Locate the lines of the listing below that hold "auteur", then copy each of them.

++++++

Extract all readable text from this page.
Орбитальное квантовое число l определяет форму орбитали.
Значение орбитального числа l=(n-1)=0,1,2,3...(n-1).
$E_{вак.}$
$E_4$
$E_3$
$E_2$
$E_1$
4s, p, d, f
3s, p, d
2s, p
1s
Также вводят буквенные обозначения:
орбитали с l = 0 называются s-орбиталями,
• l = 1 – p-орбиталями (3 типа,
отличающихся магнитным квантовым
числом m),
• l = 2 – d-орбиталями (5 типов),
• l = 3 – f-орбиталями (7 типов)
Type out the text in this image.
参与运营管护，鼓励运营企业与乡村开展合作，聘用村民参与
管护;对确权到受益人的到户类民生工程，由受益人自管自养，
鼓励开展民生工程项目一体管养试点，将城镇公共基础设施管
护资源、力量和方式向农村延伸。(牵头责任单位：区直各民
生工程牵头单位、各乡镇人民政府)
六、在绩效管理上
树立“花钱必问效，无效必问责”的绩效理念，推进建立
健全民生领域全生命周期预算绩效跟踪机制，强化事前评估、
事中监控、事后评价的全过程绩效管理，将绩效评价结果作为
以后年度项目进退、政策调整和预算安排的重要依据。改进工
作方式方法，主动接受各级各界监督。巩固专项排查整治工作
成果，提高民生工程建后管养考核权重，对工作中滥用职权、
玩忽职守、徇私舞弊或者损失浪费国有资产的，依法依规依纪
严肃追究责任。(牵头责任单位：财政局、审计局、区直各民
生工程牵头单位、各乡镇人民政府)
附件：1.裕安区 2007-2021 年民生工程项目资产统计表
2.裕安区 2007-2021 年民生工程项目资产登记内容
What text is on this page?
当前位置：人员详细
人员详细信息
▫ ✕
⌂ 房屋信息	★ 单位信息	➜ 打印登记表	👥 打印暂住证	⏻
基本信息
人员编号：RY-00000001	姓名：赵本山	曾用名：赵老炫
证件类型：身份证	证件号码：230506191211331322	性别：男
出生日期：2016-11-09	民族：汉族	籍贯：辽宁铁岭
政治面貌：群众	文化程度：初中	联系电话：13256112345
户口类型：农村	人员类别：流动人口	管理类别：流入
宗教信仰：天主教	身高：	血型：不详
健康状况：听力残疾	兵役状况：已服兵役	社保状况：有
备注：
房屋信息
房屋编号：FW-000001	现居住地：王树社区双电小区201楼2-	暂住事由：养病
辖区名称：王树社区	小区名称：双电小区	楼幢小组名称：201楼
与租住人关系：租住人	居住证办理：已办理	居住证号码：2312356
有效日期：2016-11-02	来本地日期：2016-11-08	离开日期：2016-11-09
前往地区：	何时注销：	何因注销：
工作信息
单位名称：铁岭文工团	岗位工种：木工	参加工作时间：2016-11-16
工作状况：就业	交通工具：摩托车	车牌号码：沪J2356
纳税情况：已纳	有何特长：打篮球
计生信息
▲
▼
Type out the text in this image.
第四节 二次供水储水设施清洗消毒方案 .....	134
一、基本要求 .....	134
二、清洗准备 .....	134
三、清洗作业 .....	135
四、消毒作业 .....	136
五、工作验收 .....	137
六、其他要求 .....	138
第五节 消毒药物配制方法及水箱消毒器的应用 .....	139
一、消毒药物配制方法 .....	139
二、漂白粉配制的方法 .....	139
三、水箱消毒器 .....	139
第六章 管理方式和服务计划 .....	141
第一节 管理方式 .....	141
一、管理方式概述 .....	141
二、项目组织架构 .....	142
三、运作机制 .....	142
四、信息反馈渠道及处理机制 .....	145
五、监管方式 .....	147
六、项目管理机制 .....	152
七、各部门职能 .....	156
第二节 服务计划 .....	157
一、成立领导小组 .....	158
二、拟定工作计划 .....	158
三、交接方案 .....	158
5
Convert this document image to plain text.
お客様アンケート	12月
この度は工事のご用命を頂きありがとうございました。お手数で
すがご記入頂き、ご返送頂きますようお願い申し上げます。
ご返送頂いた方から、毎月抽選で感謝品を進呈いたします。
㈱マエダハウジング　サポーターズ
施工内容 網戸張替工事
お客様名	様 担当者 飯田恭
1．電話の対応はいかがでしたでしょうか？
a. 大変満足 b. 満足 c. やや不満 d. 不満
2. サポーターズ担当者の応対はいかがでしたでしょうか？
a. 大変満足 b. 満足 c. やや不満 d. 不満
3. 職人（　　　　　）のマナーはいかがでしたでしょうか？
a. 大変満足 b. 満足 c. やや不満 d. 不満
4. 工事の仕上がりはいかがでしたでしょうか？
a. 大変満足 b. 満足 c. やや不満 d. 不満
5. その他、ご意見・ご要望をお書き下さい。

++++++

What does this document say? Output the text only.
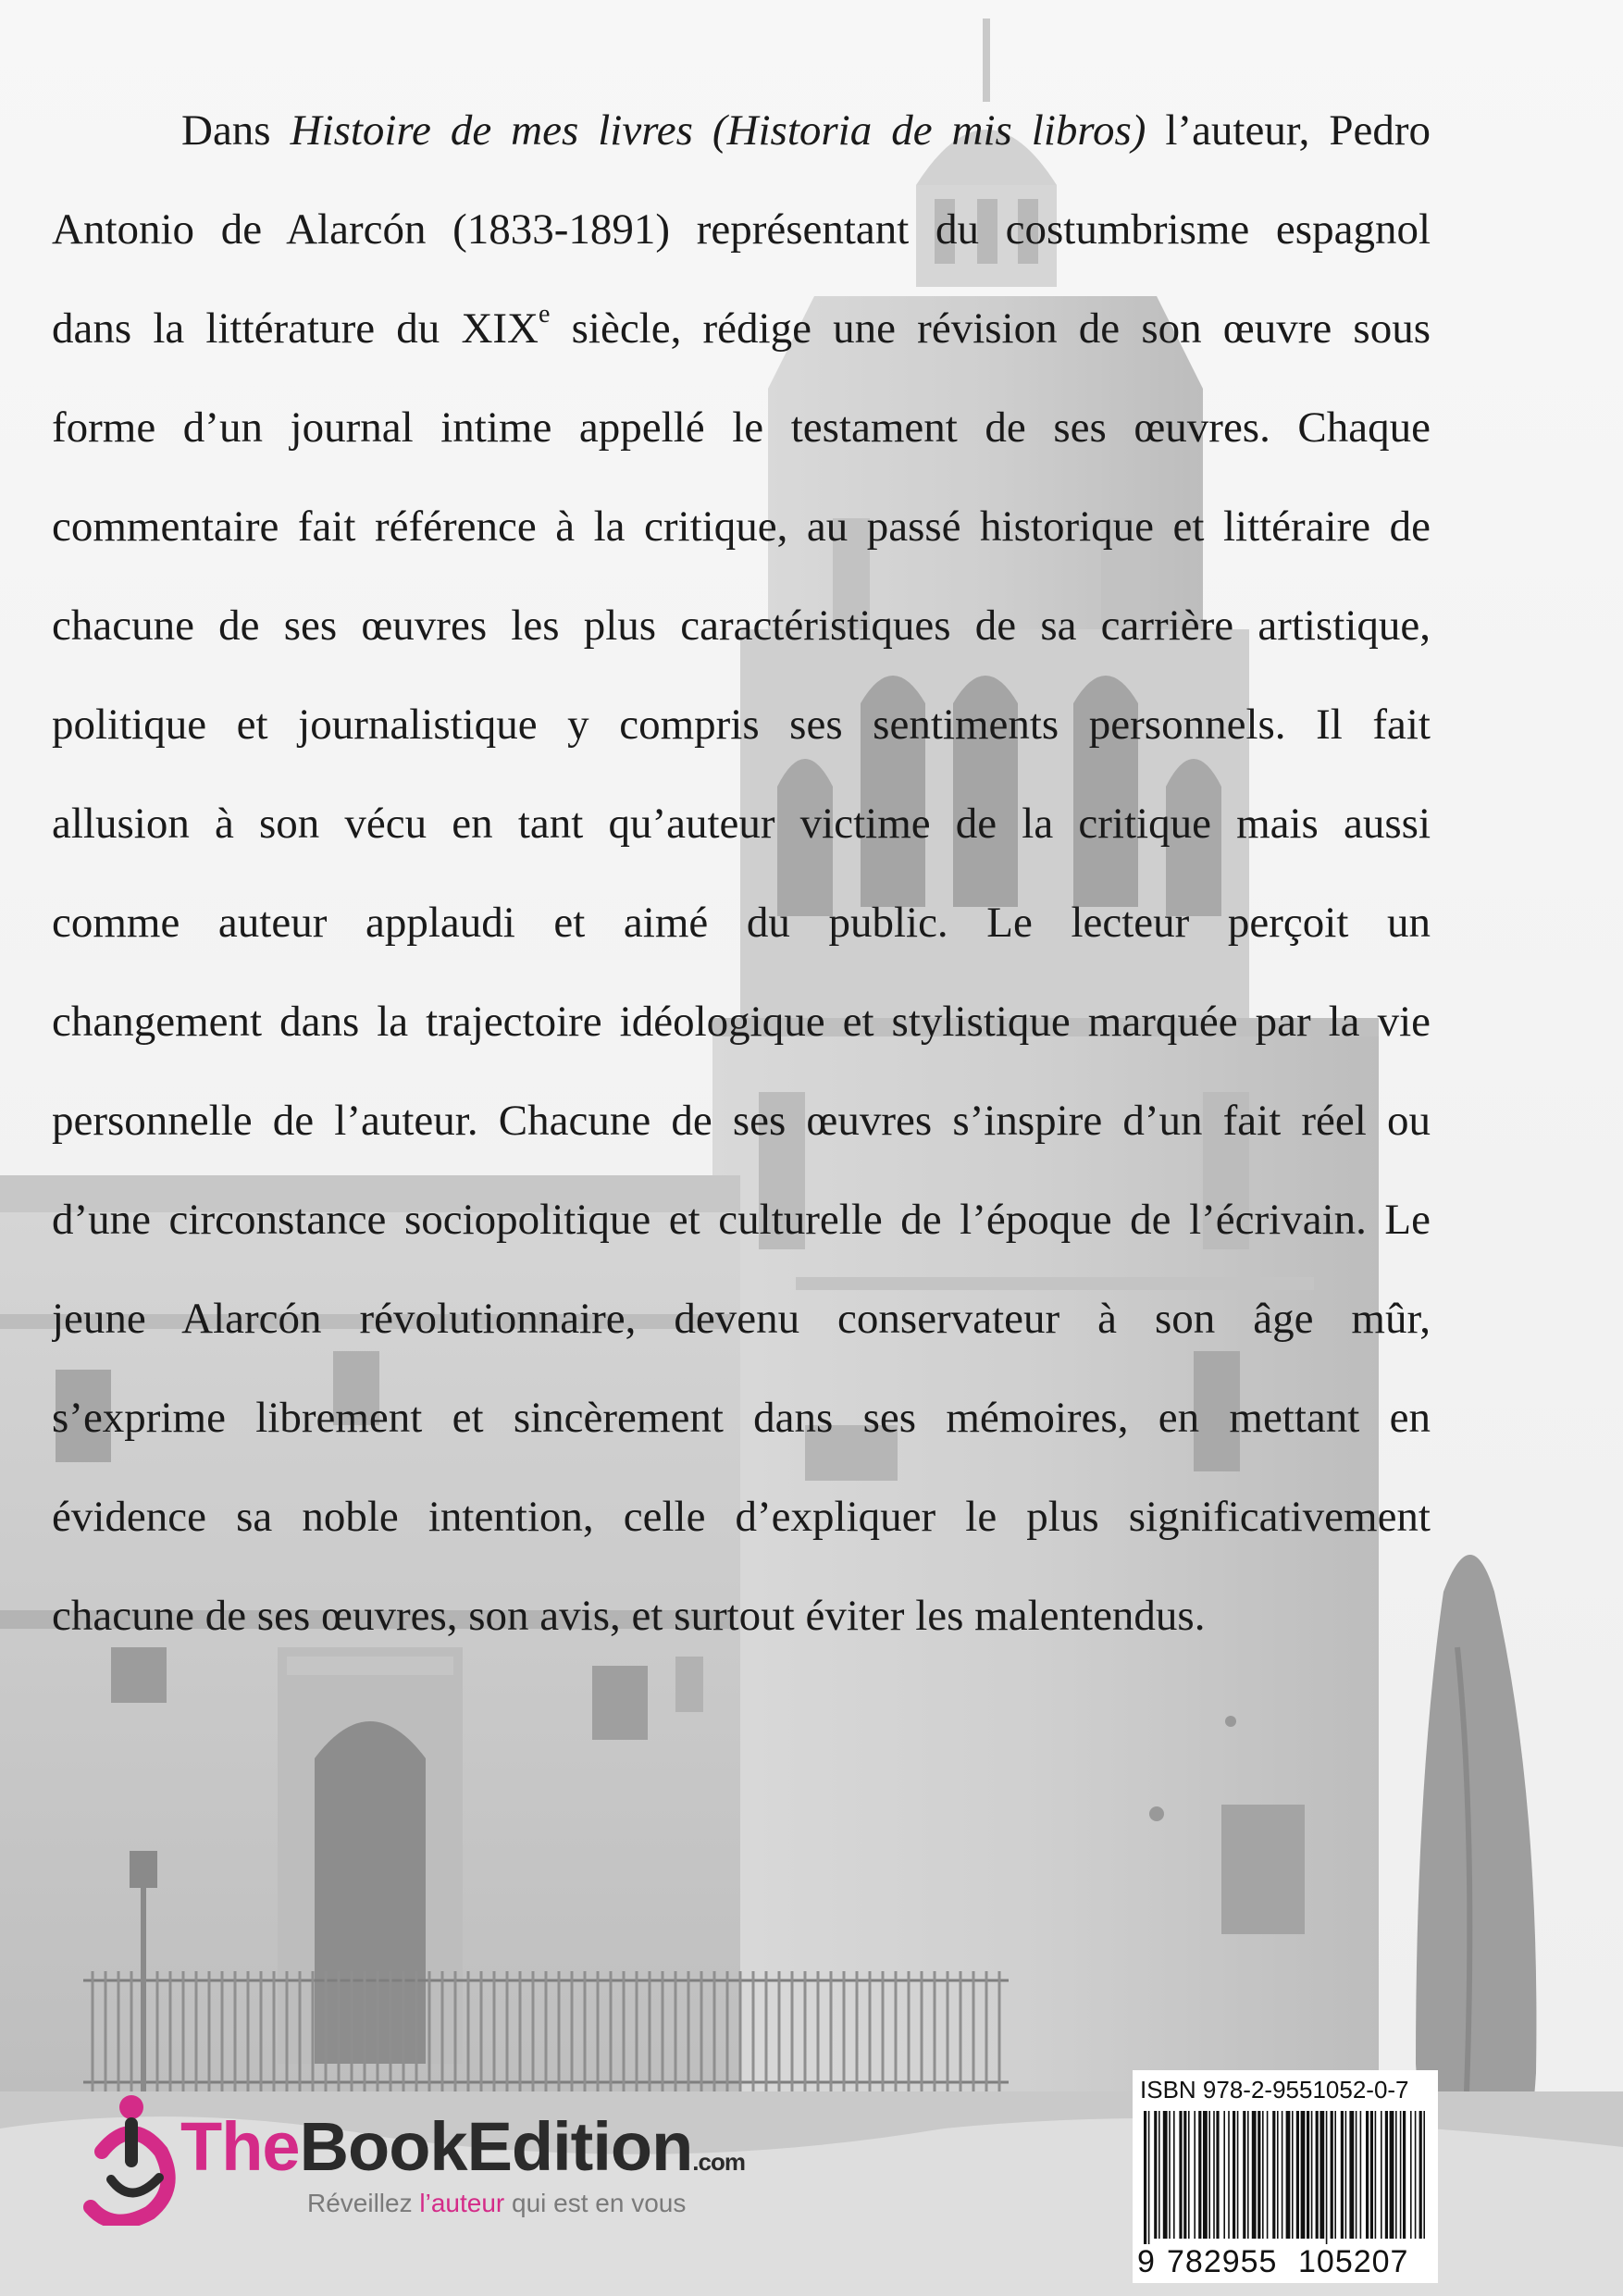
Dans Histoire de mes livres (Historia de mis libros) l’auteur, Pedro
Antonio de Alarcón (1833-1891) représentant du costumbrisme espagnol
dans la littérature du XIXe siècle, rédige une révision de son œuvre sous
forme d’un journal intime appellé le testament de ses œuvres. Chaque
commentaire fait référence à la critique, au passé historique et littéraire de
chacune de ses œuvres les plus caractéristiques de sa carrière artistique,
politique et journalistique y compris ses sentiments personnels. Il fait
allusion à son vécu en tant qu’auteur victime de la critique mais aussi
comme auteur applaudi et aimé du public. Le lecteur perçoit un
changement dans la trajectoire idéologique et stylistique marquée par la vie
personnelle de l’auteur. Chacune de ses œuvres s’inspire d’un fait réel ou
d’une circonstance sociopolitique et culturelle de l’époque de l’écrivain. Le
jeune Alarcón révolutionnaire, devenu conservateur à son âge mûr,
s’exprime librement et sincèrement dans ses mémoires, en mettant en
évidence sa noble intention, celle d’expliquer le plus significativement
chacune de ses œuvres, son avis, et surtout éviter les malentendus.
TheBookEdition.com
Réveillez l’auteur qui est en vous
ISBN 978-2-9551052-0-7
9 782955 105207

++++++

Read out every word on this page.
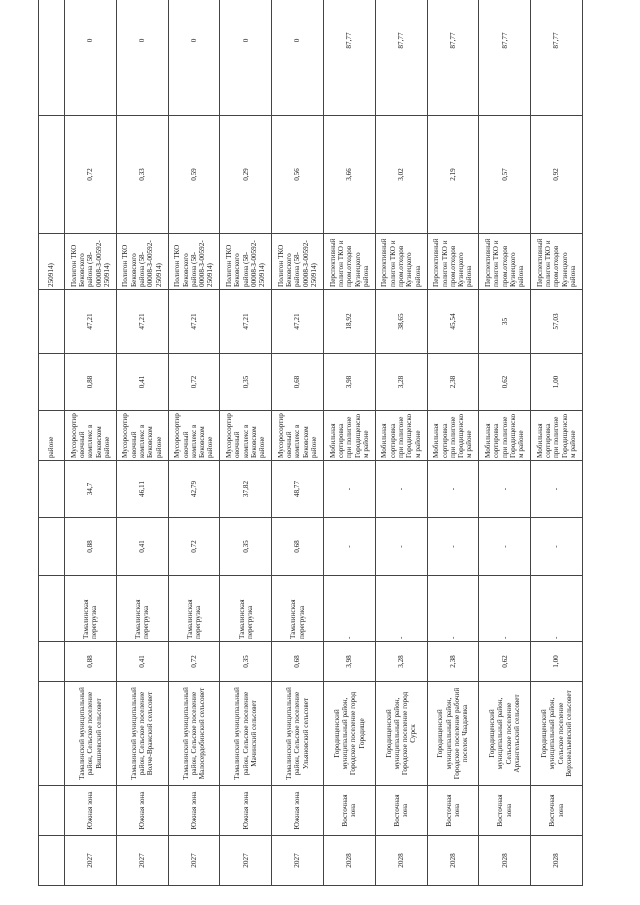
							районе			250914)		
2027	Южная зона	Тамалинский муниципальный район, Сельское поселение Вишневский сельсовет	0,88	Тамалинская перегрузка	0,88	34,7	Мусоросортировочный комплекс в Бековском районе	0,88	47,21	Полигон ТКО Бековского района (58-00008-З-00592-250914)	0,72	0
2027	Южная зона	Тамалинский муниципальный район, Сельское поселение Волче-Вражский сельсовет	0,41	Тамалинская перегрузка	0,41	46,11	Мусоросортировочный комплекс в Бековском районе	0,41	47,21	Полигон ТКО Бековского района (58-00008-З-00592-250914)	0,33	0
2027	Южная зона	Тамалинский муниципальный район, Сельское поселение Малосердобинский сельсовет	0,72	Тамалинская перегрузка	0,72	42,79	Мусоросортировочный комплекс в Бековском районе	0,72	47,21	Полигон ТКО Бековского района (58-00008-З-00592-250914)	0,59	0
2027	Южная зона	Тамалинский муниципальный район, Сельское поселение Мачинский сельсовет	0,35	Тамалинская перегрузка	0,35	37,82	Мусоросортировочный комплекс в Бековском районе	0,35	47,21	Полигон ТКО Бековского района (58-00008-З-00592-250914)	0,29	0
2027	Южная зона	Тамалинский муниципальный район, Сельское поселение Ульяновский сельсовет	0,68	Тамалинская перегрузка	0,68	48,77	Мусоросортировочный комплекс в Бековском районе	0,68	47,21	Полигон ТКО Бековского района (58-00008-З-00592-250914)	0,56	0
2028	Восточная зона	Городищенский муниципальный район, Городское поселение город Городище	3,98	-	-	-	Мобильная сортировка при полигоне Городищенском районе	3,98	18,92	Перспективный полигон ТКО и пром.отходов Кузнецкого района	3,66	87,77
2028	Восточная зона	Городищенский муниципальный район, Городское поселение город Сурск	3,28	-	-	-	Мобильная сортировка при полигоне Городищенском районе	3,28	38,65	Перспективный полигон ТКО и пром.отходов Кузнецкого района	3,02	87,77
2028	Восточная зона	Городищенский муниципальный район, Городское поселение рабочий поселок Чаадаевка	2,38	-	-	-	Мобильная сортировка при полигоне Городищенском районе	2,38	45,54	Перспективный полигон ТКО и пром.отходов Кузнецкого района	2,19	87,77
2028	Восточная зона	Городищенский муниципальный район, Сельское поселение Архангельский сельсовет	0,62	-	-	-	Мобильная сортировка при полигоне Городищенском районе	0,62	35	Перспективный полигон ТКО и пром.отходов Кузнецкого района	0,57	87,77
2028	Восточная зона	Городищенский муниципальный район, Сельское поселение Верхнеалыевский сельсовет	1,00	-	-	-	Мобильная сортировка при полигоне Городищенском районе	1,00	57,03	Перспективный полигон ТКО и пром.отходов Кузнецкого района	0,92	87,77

++++++

## SOLVED PROBLEM:
Dans Histoire de mes livres (Historia de mis libros) l’auteur, Pedro
allusion à son vécu en tant qu’auteur victime de la critique mais aussi
comme auteur applaudi et aimé du public. Le lecteur perçoit un
personnelle de l’auteur. Chacune de ses œuvres s’inspire d’un fait réel ou
Réveillez l’auteur qui est en vous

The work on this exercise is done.